→ **TASKS AND EXERCISES**:
- 1) Repeat word for word the part of the transcriptome software text between "An international consortium" and "use to do so?", inclusive.
- 2) List every acronym in the transcriptome software text that is written entirely in capital letters.
--- READING TEXT ---
Large-scale assessment of transcriptome analysis software

Bertone et al. Nat Methods 2013

An international consortium of scientists has published a systematic assessment of gene expression analysis software. The results, which appear in two papers in Nature Methods, may inspire new computing approaches to handle current and future technologies for gene expression analysis.

Scientists use a method called RNA sequencing (RNA-seq) to see how genes are being expressed across an entire genome. But how can they analyse this information, and how good is the software they use to do so?

The RNA-seq Genome Annotation Assessment Project (RGASP), an ENCODE-affiliated initiative, evaluated the performance of a wide range of RNA-seq computer programs. They were able to specify which approaches work well for certain tasks, and which areas can be improved.
--- EXCERPTED DATA ---
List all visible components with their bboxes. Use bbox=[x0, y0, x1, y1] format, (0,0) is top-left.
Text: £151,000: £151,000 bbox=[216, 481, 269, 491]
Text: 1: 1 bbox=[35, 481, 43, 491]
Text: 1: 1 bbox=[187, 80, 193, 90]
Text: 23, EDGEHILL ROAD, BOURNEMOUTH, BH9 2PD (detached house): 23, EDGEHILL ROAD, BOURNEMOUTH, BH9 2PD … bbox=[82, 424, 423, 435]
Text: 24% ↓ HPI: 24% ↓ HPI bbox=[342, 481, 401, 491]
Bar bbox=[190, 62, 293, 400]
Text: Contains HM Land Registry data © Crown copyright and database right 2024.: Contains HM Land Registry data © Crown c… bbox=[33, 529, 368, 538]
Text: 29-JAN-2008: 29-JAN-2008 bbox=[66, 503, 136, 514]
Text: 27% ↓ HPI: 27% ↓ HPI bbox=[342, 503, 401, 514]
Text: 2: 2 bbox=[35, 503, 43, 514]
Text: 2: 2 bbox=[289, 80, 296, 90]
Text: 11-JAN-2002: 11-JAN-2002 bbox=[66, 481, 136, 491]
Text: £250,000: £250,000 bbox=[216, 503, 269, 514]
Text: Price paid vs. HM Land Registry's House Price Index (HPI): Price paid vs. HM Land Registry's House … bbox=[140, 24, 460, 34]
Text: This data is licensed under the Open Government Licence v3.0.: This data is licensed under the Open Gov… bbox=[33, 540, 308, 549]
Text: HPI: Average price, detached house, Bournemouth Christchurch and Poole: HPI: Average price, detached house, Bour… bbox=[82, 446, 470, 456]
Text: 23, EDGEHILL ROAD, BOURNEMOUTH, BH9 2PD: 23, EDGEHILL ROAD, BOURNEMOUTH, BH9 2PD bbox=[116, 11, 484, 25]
---
→ **EXPECTED RESPONSES**:
- 1)
An international consortium of scientists has published a systematic assessment of gene expression analysis software. The results, which appear in two papers in Nature Methods, may inspire new computing approaches to handle current and future technologies for gene expression analysis.

Scientists use a method called RNA sequencing (RNA-seq) to see how genes are being expressed across an entire genome. But how can they analyse this information, and how good is the software they use to do so?

- 2)
RNA
RGASP
ENCODE